Task prompt: Repeat every entry in the listing below, exactly.

Records from a data collection:
>>>>>

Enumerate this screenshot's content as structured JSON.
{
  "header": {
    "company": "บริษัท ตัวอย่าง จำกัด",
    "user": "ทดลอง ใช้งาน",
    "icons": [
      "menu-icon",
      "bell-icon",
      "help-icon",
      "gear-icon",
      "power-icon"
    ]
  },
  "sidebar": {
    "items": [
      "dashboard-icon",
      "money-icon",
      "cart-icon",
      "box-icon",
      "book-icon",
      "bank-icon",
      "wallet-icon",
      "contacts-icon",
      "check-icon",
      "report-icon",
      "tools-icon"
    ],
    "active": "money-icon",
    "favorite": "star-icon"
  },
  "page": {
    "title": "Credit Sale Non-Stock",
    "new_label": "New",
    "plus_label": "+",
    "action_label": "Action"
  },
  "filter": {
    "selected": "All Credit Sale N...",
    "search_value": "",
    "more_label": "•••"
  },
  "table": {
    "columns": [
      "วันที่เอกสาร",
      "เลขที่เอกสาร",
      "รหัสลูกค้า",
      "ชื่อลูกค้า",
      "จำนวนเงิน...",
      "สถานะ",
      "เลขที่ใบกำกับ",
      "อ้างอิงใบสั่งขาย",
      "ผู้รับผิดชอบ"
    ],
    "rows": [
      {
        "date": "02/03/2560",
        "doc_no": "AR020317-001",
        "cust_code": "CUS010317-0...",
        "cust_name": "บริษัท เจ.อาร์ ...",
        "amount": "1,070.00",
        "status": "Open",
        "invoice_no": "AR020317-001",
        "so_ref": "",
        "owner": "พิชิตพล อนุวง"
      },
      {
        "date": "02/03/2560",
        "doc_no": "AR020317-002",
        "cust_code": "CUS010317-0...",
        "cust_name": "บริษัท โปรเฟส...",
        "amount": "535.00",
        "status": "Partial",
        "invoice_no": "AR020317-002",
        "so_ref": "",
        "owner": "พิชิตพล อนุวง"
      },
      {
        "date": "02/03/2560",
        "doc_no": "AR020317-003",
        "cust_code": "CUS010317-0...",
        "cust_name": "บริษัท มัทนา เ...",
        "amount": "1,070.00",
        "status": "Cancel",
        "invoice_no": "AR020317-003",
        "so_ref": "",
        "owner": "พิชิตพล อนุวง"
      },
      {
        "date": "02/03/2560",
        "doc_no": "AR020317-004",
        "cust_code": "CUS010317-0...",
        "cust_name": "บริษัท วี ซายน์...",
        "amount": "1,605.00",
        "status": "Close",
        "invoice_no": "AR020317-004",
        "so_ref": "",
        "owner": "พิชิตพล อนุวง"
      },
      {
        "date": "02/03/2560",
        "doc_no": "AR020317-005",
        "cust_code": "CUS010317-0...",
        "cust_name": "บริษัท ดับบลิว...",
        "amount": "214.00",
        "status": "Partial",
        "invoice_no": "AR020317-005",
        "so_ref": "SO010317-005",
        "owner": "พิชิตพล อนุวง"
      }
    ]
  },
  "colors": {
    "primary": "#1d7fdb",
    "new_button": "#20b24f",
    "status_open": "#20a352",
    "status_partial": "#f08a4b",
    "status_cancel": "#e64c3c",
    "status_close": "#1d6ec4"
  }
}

<<<<<

Output below:
Enumerate this screenshot's content as structured JSON.
{
  "header": {
    "company": "บริษัท ตัวอย่าง จำกัด",
    "user": "ทดลอง ใช้งาน",
    "icons": [
      "menu-icon",
      "bell-icon",
      "help-icon",
      "gear-icon",
      "power-icon"
    ]
  },
  "sidebar": {
    "items": [
      "dashboard-icon",
      "money-icon",
      "cart-icon",
      "box-icon",
      "book-icon",
      "bank-icon",
      "wallet-icon",
      "contacts-icon",
      "check-icon",
      "report-icon",
      "tools-icon"
    ],
    "active": "money-icon",
    "favorite": "star-icon"
  },
  "page": {
    "title": "Credit Sale Non-Stock",
    "new_label": "New",
    "plus_label": "+",
    "action_label": "Action"
  },
  "filter": {
    "selected": "All Credit Sale N...",
    "search_value": "",
    "more_label": "•••"
  },
  "table": {
    "columns": [
      "วันที่เอกสาร",
      "เลขที่เอกสาร",
      "รหัสลูกค้า",
      "ชื่อลูกค้า",
      "จำนวนเงิน...",
      "สถานะ",
      "เลขที่ใบกำกับ",
      "อ้างอิงใบสั่งขาย",
      "ผู้รับผิดชอบ"
    ],
    "rows": [
      {
        "date": "02/03/2560",
        "doc_no": "AR020317-001",
        "cust_code": "CUS010317-0...",
        "cust_name": "บริษัท เจ.อาร์ ...",
        "amount": "1,070.00",
        "status": "Open",
        "invoice_no": "AR020317-001",
        "so_ref": "",
        "owner": "พิชิตพล อนุวง"
      },
      {
        "date": "02/03/2560",
        "doc_no": "AR020317-002",
        "cust_code": "CUS010317-0...",
        "cust_name": "บริษัท โปรเฟส...",
        "amount": "535.00",
        "status": "Partial",
        "invoice_no": "AR020317-002",
        "so_ref": "",
        "owner": "พิชิตพล อนุวง"
      },
      {
        "date": "02/03/2560",
        "doc_no": "AR020317-003",
        "cust_code": "CUS010317-0...",
        "cust_name": "บริษัท มัทนา เ...",
        "amount": "1,070.00",
        "status": "Cancel",
        "invoice_no": "AR020317-003",
        "so_ref": "",
        "owner": "พิชิตพล อนุวง"
      },
      {
        "date": "02/03/2560",
        "doc_no": "AR020317-004",
        "cust_code": "CUS010317-0...",
        "cust_name": "บริษัท วี ซายน์...",
        "amount": "1,605.00",
        "status": "Close",
        "invoice_no": "AR020317-004",
        "so_ref": "",
        "owner": "พิชิตพล อนุวง"
      },
      {
        "date": "02/03/2560",
        "doc_no": "AR020317-005",
        "cust_code": "CUS010317-0...",
        "cust_name": "บริษัท ดับบลิว...",
        "amount": "214.00",
        "status": "Partial",
        "invoice_no": "AR020317-005",
        "so_ref": "SO010317-005",
        "owner": "พิชิตพล อนุวง"
      }
    ]
  },
  "colors": {
    "primary": "#1d7fdb",
    "new_button": "#20b24f",
    "status_open": "#20a352",
    "status_partial": "#f08a4b",
    "status_cancel": "#e64c3c",
    "status_close": "#1d6ec4"
  }
}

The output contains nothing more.